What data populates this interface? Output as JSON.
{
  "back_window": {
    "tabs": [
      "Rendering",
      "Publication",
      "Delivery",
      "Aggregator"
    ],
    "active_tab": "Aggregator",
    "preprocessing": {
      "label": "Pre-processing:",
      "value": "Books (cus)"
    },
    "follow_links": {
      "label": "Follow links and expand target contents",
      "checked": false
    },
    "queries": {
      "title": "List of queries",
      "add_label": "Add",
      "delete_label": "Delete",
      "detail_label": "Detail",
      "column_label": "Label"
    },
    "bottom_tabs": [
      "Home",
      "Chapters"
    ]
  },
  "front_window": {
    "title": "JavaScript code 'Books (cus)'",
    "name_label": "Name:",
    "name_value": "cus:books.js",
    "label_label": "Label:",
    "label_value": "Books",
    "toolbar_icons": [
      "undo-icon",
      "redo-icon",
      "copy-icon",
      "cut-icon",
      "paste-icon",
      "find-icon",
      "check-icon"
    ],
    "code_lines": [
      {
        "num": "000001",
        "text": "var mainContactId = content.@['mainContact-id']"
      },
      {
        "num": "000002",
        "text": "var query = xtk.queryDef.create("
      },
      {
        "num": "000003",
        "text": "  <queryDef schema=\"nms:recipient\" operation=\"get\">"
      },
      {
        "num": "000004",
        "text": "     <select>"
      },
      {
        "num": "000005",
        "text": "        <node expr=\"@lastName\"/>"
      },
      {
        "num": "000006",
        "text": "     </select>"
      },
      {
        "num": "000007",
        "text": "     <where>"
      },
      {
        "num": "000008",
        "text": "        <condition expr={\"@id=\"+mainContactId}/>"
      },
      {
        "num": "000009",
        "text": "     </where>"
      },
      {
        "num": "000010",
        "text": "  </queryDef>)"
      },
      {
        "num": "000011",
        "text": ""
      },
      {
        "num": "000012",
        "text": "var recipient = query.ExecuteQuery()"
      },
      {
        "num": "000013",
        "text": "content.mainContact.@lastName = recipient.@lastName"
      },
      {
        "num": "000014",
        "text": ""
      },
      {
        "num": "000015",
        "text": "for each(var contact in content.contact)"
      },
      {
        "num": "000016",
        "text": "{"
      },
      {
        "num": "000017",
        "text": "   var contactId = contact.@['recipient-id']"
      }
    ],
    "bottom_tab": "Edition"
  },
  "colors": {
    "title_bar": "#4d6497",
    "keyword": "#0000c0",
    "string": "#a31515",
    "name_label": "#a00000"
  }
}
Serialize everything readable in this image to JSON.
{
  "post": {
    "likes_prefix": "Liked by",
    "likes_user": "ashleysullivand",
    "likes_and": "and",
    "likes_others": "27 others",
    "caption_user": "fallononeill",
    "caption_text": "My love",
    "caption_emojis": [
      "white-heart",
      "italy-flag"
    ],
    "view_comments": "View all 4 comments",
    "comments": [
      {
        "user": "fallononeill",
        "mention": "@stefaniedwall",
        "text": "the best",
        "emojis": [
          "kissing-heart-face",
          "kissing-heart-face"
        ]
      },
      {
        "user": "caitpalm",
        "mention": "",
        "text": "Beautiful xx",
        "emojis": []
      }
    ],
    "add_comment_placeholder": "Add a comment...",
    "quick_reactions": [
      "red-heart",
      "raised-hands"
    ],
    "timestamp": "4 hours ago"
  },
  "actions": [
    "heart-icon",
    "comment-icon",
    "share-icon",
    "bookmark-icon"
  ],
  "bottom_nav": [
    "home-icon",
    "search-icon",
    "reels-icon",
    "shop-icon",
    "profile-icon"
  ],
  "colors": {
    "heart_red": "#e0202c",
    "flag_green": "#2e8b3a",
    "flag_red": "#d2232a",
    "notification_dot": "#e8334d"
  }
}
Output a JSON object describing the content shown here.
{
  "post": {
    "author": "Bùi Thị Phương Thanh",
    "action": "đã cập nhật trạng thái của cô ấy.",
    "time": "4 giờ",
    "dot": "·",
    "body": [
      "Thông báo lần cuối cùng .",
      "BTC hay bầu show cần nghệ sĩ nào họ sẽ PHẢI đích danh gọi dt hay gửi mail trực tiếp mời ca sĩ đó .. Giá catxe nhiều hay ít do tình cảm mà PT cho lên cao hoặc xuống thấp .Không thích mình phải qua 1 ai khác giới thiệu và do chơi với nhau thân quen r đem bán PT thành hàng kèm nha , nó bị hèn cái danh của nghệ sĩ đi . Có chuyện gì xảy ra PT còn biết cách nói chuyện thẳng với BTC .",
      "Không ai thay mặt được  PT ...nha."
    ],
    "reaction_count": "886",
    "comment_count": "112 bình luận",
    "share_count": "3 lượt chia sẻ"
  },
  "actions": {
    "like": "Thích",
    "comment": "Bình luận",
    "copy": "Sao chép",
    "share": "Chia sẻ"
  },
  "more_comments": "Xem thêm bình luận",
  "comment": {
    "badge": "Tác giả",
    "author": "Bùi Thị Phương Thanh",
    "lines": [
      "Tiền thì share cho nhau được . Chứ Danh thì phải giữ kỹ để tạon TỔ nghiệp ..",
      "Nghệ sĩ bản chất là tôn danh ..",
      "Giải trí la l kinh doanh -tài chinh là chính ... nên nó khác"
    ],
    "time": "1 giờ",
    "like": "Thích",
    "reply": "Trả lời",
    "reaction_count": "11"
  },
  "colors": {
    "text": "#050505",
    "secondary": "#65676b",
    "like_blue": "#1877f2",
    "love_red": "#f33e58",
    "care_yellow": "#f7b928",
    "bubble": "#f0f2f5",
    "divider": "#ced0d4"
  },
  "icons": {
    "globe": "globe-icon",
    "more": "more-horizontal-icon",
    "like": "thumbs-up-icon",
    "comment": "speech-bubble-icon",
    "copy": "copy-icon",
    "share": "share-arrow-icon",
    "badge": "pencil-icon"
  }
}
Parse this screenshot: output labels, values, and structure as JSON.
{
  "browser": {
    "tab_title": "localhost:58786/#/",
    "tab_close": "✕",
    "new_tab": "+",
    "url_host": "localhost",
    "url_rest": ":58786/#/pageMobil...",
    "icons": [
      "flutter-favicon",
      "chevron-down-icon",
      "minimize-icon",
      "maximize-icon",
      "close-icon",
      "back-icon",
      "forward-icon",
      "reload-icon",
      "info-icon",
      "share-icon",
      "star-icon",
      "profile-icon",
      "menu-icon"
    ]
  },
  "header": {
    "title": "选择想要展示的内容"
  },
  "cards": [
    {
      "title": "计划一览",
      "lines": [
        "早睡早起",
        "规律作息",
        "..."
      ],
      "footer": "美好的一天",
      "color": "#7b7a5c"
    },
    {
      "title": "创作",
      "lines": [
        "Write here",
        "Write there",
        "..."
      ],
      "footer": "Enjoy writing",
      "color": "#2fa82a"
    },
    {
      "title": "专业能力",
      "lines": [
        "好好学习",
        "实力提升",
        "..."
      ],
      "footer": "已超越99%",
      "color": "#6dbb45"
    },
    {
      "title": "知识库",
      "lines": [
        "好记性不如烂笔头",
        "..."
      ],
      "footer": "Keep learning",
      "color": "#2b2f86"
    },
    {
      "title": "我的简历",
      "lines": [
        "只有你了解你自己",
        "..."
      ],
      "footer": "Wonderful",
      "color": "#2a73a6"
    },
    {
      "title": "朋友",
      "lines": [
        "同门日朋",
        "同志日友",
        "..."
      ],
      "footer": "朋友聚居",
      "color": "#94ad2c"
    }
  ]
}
____________________
### [Written instruction]
Transcribe each record exactly. Leave nothing out.

### [Result for this task]
What data populates this interface? Output as JSON.
{
  "back_window": {
    "tabs": [
      "Rendering",
      "Publication",
      "Delivery",
      "Aggregator"
    ],
    "active_tab": "Aggregator",
    "preprocessing": {
      "label": "Pre-processing:",
      "value": "Books (cus)"
    },
    "follow_links": {
      "label": "Follow links and expand target contents",
      "checked": false
    },
    "queries": {
      "title": "List of queries",
      "add_label": "Add",
      "delete_label": "Delete",
      "detail_label": "Detail",
      "column_label": "Label"
    },
    "bottom_tabs": [
      "Home",
      "Chapters"
    ]
  },
  "front_window": {
    "title": "JavaScript code 'Books (cus)'",
    "name_label": "Name:",
    "name_value": "cus:books.js",
    "label_label": "Label:",
    "label_value": "Books",
    "toolbar_icons": [
      "undo-icon",
      "redo-icon",
      "copy-icon",
      "cut-icon",
      "paste-icon",
      "find-icon",
      "check-icon"
    ],
    "code_lines": [
      {
        "num": "000001",
        "text": "var mainContactId = content.@['mainContact-id']"
      },
      {
        "num": "000002",
        "text": "var query = xtk.queryDef.create("
      },
      {
        "num": "000003",
        "text": "  <queryDef schema=\"nms:recipient\" operation=\"get\">"
      },
      {
        "num": "000004",
        "text": "     <select>"
      },
      {
        "num": "000005",
        "text": "        <node expr=\"@lastName\"/>"
      },
      {
        "num": "000006",
        "text": "     </select>"
      },
      {
        "num": "000007",
        "text": "     <where>"
      },
      {
        "num": "000008",
        "text": "        <condition expr={\"@id=\"+mainContactId}/>"
      },
      {
        "num": "000009",
        "text": "     </where>"
      },
      {
        "num": "000010",
        "text": "  </queryDef>)"
      },
      {
        "num": "000011",
        "text": ""
      },
      {
        "num": "000012",
        "text": "var recipient = query.ExecuteQuery()"
      },
      {
        "num": "000013",
        "text": "content.mainContact.@lastName = recipient.@lastName"
      },
      {
        "num": "000014",
        "text": ""
      },
      {
        "num": "000015",
        "text": "for each(var contact in content.contact)"
      },
      {
        "num": "000016",
        "text": "{"
      },
      {
        "num": "000017",
        "text": "   var contactId = contact.@['recipient-id']"
      }
    ],
    "bottom_tab": "Edition"
  },
  "colors": {
    "title_bar": "#4d6497",
    "keyword": "#0000c0",
    "string": "#a31515",
    "name_label": "#a00000"
  }
}
Serialize everything readable in this image to JSON.
{
  "post": {
    "likes_prefix": "Liked by",
    "likes_user": "ashleysullivand",
    "likes_and": "and",
    "likes_others": "27 others",
    "caption_user": "fallononeill",
    "caption_text": "My love",
    "caption_emojis": [
      "white-heart",
      "italy-flag"
    ],
    "view_comments": "View all 4 comments",
    "comments": [
      {
        "user": "fallononeill",
        "mention": "@stefaniedwall",
        "text": "the best",
        "emojis": [
          "kissing-heart-face",
          "kissing-heart-face"
        ]
      },
      {
        "user": "caitpalm",
        "mention": "",
        "text": "Beautiful xx",
        "emojis": []
      }
    ],
    "add_comment_placeholder": "Add a comment...",
    "quick_reactions": [
      "red-heart",
      "raised-hands"
    ],
    "timestamp": "4 hours ago"
  },
  "actions": [
    "heart-icon",
    "comment-icon",
    "share-icon",
    "bookmark-icon"
  ],
  "bottom_nav": [
    "home-icon",
    "search-icon",
    "reels-icon",
    "shop-icon",
    "profile-icon"
  ],
  "colors": {
    "heart_red": "#e0202c",
    "flag_green": "#2e8b3a",
    "flag_red": "#d2232a",
    "notification_dot": "#e8334d"
  }
}
Output a JSON object describing the content shown here.
{
  "post": {
    "author": "Bùi Thị Phương Thanh",
    "action": "đã cập nhật trạng thái của cô ấy.",
    "time": "4 giờ",
    "dot": "·",
    "body": [
      "Thông báo lần cuối cùng .",
      "BTC hay bầu show cần nghệ sĩ nào họ sẽ PHẢI đích danh gọi dt hay gửi mail trực tiếp mời ca sĩ đó .. Giá catxe nhiều hay ít do tình cảm mà PT cho lên cao hoặc xuống thấp .Không thích mình phải qua 1 ai khác giới thiệu và do chơi với nhau thân quen r đem bán PT thành hàng kèm nha , nó bị hèn cái danh của nghệ sĩ đi . Có chuyện gì xảy ra PT còn biết cách nói chuyện thẳng với BTC .",
      "Không ai thay mặt được  PT ...nha."
    ],
    "reaction_count": "886",
    "comment_count": "112 bình luận",
    "share_count": "3 lượt chia sẻ"
  },
  "actions": {
    "like": "Thích",
    "comment": "Bình luận",
    "copy": "Sao chép",
    "share": "Chia sẻ"
  },
  "more_comments": "Xem thêm bình luận",
  "comment": {
    "badge": "Tác giả",
    "author": "Bùi Thị Phương Thanh",
    "lines": [
      "Tiền thì share cho nhau được . Chứ Danh thì phải giữ kỹ để tạon TỔ nghiệp ..",
      "Nghệ sĩ bản chất là tôn danh ..",
      "Giải trí la l kinh doanh -tài chinh là chính ... nên nó khác"
    ],
    "time": "1 giờ",
    "like": "Thích",
    "reply": "Trả lời",
    "reaction_count": "11"
  },
  "colors": {
    "text": "#050505",
    "secondary": "#65676b",
    "like_blue": "#1877f2",
    "love_red": "#f33e58",
    "care_yellow": "#f7b928",
    "bubble": "#f0f2f5",
    "divider": "#ced0d4"
  },
  "icons": {
    "globe": "globe-icon",
    "more": "more-horizontal-icon",
    "like": "thumbs-up-icon",
    "comment": "speech-bubble-icon",
    "copy": "copy-icon",
    "share": "share-arrow-icon",
    "badge": "pencil-icon"
  }
}
Parse this screenshot: output labels, values, and structure as JSON.
{
  "browser": {
    "tab_title": "localhost:58786/#/",
    "tab_close": "✕",
    "new_tab": "+",
    "url_host": "localhost",
    "url_rest": ":58786/#/pageMobil...",
    "icons": [
      "flutter-favicon",
      "chevron-down-icon",
      "minimize-icon",
      "maximize-icon",
      "close-icon",
      "back-icon",
      "forward-icon",
      "reload-icon",
      "info-icon",
      "share-icon",
      "star-icon",
      "profile-icon",
      "menu-icon"
    ]
  },
  "header": {
    "title": "选择想要展示的内容"
  },
  "cards": [
    {
      "title": "计划一览",
      "lines": [
        "早睡早起",
        "规律作息",
        "..."
      ],
      "footer": "美好的一天",
      "color": "#7b7a5c"
    },
    {
      "title": "创作",
      "lines": [
        "Write here",
        "Write there",
        "..."
      ],
      "footer": "Enjoy writing",
      "color": "#2fa82a"
    },
    {
      "title": "专业能力",
      "lines": [
        "好好学习",
        "实力提升",
        "..."
      ],
      "footer": "已超越99%",
      "color": "#6dbb45"
    },
    {
      "title": "知识库",
      "lines": [
        "好记性不如烂笔头",
        "..."
      ],
      "footer": "Keep learning",
      "color": "#2b2f86"
    },
    {
      "title": "我的简历",
      "lines": [
        "只有你了解你自己",
        "..."
      ],
      "footer": "Wonderful",
      "color": "#2a73a6"
    },
    {
      "title": "朋友",
      "lines": [
        "同门日朋",
        "同志日友",
        "..."
      ],
      "footer": "朋友聚居",
      "color": "#94ad2c"
    }
  ]
}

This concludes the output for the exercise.